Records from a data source

○ ○ ○ ○ ○

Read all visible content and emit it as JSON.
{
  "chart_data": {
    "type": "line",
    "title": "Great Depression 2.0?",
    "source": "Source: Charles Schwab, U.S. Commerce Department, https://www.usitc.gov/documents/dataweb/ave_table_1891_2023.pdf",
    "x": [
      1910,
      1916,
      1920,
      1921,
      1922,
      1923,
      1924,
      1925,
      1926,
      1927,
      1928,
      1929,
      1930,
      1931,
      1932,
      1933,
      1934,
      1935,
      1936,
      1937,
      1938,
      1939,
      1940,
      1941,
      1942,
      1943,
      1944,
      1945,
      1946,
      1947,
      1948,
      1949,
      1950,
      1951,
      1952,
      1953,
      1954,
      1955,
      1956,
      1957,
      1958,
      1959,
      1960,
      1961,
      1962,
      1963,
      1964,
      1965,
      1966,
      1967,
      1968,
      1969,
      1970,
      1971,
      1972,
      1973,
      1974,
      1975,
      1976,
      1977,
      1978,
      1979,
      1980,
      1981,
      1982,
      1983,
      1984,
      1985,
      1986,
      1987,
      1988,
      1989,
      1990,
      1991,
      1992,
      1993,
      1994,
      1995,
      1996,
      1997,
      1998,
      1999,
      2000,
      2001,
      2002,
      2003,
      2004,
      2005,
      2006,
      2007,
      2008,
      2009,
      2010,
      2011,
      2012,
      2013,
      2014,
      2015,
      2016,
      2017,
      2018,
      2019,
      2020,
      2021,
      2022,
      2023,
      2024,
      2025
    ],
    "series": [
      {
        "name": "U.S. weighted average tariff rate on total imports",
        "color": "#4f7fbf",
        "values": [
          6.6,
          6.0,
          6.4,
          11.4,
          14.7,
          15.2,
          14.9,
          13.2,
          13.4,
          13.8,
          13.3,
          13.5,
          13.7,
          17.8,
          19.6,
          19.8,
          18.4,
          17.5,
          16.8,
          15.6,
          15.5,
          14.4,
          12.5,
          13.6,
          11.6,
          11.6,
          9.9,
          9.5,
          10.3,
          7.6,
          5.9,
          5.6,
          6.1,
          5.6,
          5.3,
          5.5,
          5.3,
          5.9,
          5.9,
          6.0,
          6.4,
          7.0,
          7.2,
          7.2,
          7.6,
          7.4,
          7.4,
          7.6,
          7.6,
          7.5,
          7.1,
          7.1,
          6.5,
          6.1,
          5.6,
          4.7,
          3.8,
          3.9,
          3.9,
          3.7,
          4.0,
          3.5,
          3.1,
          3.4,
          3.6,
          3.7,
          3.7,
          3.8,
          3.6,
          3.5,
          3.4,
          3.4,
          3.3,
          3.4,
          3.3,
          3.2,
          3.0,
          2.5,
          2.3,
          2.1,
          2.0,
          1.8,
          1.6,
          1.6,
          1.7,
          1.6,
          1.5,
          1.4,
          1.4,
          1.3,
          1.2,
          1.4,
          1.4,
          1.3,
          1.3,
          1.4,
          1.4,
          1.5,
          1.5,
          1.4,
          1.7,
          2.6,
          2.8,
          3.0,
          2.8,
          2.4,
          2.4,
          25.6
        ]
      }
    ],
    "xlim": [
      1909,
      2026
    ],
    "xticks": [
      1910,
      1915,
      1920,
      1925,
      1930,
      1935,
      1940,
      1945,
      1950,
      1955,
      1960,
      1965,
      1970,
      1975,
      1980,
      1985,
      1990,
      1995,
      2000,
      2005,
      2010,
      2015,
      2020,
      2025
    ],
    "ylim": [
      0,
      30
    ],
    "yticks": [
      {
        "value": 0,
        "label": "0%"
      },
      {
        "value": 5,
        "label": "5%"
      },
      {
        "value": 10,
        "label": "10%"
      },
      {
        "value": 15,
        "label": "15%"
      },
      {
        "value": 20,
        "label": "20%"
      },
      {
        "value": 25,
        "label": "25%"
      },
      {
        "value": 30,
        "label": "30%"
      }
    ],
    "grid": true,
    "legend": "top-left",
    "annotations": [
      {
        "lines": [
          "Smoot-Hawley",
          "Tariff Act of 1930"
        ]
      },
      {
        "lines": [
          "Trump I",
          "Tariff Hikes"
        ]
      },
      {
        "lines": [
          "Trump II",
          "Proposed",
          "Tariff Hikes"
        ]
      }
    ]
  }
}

○ ○ ○ ○ ○

_Exercise task_
Using the listing above, reproduce each line without omission.

_Output for this task_
Read all visible content and emit it as JSON.
{
  "chart_data": {
    "type": "line",
    "title": "Great Depression 2.0?",
    "source": "Source: Charles Schwab, U.S. Commerce Department, https://www.usitc.gov/documents/dataweb/ave_table_1891_2023.pdf",
    "x": [
      1910,
      1916,
      1920,
      1921,
      1922,
      1923,
      1924,
      1925,
      1926,
      1927,
      1928,
      1929,
      1930,
      1931,
      1932,
      1933,
      1934,
      1935,
      1936,
      1937,
      1938,
      1939,
      1940,
      1941,
      1942,
      1943,
      1944,
      1945,
      1946,
      1947,
      1948,
      1949,
      1950,
      1951,
      1952,
      1953,
      1954,
      1955,
      1956,
      1957,
      1958,
      1959,
      1960,
      1961,
      1962,
      1963,
      1964,
      1965,
      1966,
      1967,
      1968,
      1969,
      1970,
      1971,
      1972,
      1973,
      1974,
      1975,
      1976,
      1977,
      1978,
      1979,
      1980,
      1981,
      1982,
      1983,
      1984,
      1985,
      1986,
      1987,
      1988,
      1989,
      1990,
      1991,
      1992,
      1993,
      1994,
      1995,
      1996,
      1997,
      1998,
      1999,
      2000,
      2001,
      2002,
      2003,
      2004,
      2005,
      2006,
      2007,
      2008,
      2009,
      2010,
      2011,
      2012,
      2013,
      2014,
      2015,
      2016,
      2017,
      2018,
      2019,
      2020,
      2021,
      2022,
      2023,
      2024,
      2025
    ],
    "series": [
      {
        "name": "U.S. weighted average tariff rate on total imports",
        "color": "#4f7fbf",
        "values": [
          6.6,
          6.0,
          6.4,
          11.4,
          14.7,
          15.2,
          14.9,
          13.2,
          13.4,
          13.8,
          13.3,
          13.5,
          13.7,
          17.8,
          19.6,
          19.8,
          18.4,
          17.5,
          16.8,
          15.6,
          15.5,
          14.4,
          12.5,
          13.6,
          11.6,
          11.6,
          9.9,
          9.5,
          10.3,
          7.6,
          5.9,
          5.6,
          6.1,
          5.6,
          5.3,
          5.5,
          5.3,
          5.9,
          5.9,
          6.0,
          6.4,
          7.0,
          7.2,
          7.2,
          7.6,
          7.4,
          7.4,
          7.6,
          7.6,
          7.5,
          7.1,
          7.1,
          6.5,
          6.1,
          5.6,
          4.7,
          3.8,
          3.9,
          3.9,
          3.7,
          4.0,
          3.5,
          3.1,
          3.4,
          3.6,
          3.7,
          3.7,
          3.8,
          3.6,
          3.5,
          3.4,
          3.4,
          3.3,
          3.4,
          3.3,
          3.2,
          3.0,
          2.5,
          2.3,
          2.1,
          2.0,
          1.8,
          1.6,
          1.6,
          1.7,
          1.6,
          1.5,
          1.4,
          1.4,
          1.3,
          1.2,
          1.4,
          1.4,
          1.3,
          1.3,
          1.4,
          1.4,
          1.5,
          1.5,
          1.4,
          1.7,
          2.6,
          2.8,
          3.0,
          2.8,
          2.4,
          2.4,
          25.6
        ]
      }
    ],
    "xlim": [
      1909,
      2026
    ],
    "xticks": [
      1910,
      1915,
      1920,
      1925,
      1930,
      1935,
      1940,
      1945,
      1950,
      1955,
      1960,
      1965,
      1970,
      1975,
      1980,
      1985,
      1990,
      1995,
      2000,
      2005,
      2010,
      2015,
      2020,
      2025
    ],
    "ylim": [
      0,
      30
    ],
    "yticks": [
      {
        "value": 0,
        "label": "0%"
      },
      {
        "value": 5,
        "label": "5%"
      },
      {
        "value": 10,
        "label": "10%"
      },
      {
        "value": 15,
        "label": "15%"
      },
      {
        "value": 20,
        "label": "20%"
      },
      {
        "value": 25,
        "label": "25%"
      },
      {
        "value": 30,
        "label": "30%"
      }
    ],
    "grid": true,
    "legend": "top-left",
    "annotations": [
      {
        "lines": [
          "Smoot-Hawley",
          "Tariff Act of 1930"
        ]
      },
      {
        "lines": [
          "Trump I",
          "Tariff Hikes"
        ]
      },
      {
        "lines": [
          "Trump II",
          "Proposed",
          "Tariff Hikes"
        ]
      }
    ]
  }
}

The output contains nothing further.